● What the task requires
According to the editorial on school discipline in Glynn County, which Atlanta-based group partners with the school system to offer therapeutic services to children who lost someone during the pandemic?
------ Source document ------
For the sake of every boy and girl in the public school system in this community, the Glynn County Board of Education and school administration is doing more than just collecting facts and eye-scanning data on disciplinary issues. A lack of meaningful control is a sure invitation to danger and chaos.
Disciplinary statistics provided to the board of education at its work session Thursday are indeed disturbing. The number of incidents would be somewhere in the upper stratosphere if plotted on an atmospheric graph. They have grown that much since TBC, the time before COVID-19.
Data provided to the board represented the number of student disciplinary cases during the first semester only, from August through December, during the last three school years.
Here are the figures presented to the board: 899 incidents during the 2020-2021 school year; 1,601 during the 2021-2022 school year; and 2,154 during the most recently ended school semester. Disciplinary issues have increased by 140% in just three years.
Senetra Haywood, director of student services for the Glynn County School System, offered an explanation for the sharp rise. “We have a lot of things that we think are attributing to that,” Haywood told board members. “There’s a lot of social skill deficits with our kids, being able to resolve conflicts and talk through issues.” Haywood also noted that social media has given birth to new challenges.
She reminded the school board of this: “As we’ve discussed many times, our schools are a microcosm of our community, and so we’ve seen an uptick of violent behavior in our community and we are seeing it in our schools.”
A big contributor to the harrowing leap in disciplinary problems is COVID-19, Haywood pointed out. A lot of students have witnessed its destructiveness, having lost a parent, grandparent or other family member during the thick of the pandemic.
School administrators are working to resolve the crisis. Atlanta-based Kate’s Club, for example, is offering therapeutic services in partnership with the school system to children who lost someone dear to them during the pandemic. The mentorship program in middle schools also has been bolstered.
The question is whether it is enough to stop the climb in the number of violations committed by students. Is the school system and board doing everything they can to reverse this alarming trend? Are they using what powers federal and state governments have left them to ensure safe classrooms, safe corridors and safe grounds for our sons and daughters?
If the answer is anything less than “yes” to these questions, then the board and the administration have their work cut out for them.
------ Data extracts ------
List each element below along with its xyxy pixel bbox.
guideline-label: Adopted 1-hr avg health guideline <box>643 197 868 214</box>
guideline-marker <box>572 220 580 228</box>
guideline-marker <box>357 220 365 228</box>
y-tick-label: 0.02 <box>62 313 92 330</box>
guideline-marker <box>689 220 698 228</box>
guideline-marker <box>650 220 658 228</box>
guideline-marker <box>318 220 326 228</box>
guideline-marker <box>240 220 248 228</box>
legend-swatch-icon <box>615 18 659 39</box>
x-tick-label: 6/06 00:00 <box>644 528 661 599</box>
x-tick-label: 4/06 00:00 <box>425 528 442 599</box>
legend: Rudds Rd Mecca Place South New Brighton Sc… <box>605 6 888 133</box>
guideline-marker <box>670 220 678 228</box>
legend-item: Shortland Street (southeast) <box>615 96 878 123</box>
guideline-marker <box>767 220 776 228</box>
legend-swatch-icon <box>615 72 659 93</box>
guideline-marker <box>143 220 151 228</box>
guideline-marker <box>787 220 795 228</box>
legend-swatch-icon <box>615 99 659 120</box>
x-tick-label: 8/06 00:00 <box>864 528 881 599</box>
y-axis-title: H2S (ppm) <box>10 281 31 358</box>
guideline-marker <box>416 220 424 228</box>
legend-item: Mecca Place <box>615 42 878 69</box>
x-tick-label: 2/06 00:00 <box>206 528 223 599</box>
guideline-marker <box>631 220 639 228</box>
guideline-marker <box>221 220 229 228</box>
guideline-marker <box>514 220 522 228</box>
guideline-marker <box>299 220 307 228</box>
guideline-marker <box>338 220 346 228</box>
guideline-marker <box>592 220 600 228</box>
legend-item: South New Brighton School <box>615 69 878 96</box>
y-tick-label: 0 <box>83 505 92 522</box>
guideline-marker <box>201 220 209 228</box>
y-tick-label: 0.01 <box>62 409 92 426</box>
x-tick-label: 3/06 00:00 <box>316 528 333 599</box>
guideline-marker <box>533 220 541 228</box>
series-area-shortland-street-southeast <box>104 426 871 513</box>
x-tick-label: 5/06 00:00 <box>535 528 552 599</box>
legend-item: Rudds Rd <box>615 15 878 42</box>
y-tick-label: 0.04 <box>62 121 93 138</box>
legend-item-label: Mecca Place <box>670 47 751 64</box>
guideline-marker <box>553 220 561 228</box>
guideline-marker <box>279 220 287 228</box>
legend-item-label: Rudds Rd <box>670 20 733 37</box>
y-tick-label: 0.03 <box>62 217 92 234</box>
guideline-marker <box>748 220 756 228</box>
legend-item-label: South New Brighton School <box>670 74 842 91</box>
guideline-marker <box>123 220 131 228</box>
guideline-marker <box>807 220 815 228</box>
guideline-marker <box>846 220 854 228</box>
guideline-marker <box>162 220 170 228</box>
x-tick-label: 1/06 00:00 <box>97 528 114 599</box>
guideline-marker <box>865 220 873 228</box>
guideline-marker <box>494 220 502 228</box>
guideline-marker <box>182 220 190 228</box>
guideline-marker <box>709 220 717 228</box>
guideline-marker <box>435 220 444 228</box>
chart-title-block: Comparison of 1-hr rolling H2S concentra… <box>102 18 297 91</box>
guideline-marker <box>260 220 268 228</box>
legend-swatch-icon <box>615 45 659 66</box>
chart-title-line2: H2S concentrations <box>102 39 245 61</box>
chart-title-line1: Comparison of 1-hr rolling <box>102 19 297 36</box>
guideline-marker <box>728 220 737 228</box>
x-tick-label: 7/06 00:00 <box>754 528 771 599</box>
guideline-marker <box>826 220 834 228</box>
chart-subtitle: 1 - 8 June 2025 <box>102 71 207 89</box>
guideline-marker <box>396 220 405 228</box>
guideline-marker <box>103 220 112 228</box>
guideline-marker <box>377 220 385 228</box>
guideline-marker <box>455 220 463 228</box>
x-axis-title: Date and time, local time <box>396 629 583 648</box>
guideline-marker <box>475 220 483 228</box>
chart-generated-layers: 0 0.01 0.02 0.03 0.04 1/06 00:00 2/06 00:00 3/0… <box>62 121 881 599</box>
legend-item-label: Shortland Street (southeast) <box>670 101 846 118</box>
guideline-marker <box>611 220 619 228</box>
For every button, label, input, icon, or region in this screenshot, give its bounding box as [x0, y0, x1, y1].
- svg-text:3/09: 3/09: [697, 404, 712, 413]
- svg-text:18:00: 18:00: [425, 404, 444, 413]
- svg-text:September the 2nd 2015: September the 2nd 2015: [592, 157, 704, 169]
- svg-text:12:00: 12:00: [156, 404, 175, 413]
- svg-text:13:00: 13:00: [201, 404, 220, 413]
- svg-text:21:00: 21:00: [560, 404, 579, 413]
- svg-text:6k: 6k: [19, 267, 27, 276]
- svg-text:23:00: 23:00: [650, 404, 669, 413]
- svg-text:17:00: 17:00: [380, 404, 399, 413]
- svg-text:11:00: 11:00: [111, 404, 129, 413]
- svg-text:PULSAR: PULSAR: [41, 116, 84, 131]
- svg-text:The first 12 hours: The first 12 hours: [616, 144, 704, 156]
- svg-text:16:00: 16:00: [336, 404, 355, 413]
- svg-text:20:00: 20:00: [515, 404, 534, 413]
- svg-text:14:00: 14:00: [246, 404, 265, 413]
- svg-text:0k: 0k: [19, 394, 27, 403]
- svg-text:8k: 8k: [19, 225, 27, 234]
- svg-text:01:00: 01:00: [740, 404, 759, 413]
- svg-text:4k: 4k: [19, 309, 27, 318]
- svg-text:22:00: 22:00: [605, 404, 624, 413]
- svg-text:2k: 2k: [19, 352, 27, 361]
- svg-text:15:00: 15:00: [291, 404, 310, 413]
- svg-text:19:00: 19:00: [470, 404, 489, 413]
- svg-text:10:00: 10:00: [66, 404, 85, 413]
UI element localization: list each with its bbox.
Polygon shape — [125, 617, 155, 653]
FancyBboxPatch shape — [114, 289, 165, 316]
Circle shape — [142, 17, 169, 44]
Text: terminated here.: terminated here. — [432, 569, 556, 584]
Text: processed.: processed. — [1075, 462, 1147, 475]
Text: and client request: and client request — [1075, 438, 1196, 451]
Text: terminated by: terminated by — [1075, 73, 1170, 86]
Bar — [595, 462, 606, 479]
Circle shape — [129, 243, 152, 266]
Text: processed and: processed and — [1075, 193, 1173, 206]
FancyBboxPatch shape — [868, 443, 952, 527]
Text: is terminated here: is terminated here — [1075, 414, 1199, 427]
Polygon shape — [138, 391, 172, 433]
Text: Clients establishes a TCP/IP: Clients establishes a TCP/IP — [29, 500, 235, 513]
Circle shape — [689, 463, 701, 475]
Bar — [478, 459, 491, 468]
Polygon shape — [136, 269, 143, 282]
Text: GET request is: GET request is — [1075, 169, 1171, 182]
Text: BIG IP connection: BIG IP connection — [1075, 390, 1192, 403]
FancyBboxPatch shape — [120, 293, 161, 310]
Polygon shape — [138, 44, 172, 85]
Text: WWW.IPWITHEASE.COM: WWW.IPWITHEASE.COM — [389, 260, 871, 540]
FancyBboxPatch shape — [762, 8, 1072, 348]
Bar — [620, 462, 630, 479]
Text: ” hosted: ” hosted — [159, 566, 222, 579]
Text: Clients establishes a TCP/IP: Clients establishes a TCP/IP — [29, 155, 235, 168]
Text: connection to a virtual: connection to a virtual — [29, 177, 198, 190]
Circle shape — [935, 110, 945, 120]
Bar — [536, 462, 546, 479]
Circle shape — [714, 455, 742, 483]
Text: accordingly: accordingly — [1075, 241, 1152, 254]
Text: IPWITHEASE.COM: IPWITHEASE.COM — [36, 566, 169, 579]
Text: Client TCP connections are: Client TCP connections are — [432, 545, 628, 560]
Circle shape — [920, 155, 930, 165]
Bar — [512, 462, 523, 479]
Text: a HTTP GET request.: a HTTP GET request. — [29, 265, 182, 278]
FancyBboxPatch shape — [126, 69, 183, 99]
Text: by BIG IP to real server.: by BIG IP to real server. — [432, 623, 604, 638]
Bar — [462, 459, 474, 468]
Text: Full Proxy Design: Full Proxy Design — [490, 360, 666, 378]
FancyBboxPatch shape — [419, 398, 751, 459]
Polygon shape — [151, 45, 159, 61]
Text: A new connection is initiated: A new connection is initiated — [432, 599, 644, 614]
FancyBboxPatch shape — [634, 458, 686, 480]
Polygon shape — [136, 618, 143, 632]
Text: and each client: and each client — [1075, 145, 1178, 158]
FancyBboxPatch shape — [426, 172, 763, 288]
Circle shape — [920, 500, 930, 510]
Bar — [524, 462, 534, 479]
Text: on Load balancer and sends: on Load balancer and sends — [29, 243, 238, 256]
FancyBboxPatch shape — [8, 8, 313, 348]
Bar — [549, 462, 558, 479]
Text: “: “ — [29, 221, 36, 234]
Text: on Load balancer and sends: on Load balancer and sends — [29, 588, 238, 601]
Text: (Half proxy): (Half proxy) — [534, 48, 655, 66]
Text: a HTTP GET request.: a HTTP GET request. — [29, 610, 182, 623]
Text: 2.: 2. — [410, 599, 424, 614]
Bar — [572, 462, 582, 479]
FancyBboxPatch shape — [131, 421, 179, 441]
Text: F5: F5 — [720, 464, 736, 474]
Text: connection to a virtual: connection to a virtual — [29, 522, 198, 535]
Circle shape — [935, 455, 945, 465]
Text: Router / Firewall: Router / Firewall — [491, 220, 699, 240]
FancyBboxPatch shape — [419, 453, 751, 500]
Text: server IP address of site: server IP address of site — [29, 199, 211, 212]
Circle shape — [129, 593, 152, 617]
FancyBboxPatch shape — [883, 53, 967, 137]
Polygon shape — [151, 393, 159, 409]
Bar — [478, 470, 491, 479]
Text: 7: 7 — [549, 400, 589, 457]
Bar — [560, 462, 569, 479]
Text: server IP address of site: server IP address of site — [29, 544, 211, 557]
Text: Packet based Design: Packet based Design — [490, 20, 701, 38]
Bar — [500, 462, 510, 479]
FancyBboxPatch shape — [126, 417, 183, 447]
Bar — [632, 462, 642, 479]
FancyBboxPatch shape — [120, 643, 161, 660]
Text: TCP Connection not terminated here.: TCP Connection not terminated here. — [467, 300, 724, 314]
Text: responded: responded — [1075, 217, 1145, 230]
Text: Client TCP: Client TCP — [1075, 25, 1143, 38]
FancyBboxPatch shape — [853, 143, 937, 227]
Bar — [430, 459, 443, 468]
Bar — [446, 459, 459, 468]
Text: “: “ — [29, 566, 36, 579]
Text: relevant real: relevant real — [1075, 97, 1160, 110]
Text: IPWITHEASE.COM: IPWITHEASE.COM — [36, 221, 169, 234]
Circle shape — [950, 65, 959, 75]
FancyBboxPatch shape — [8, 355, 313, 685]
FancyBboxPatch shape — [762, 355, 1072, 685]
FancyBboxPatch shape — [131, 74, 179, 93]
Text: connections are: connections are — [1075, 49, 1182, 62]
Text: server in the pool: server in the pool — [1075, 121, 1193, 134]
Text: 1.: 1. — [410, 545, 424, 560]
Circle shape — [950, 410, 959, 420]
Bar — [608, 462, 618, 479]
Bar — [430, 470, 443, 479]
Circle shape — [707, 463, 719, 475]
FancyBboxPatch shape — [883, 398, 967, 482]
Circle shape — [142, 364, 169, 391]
------
● Solution to the problem
Kate's Club.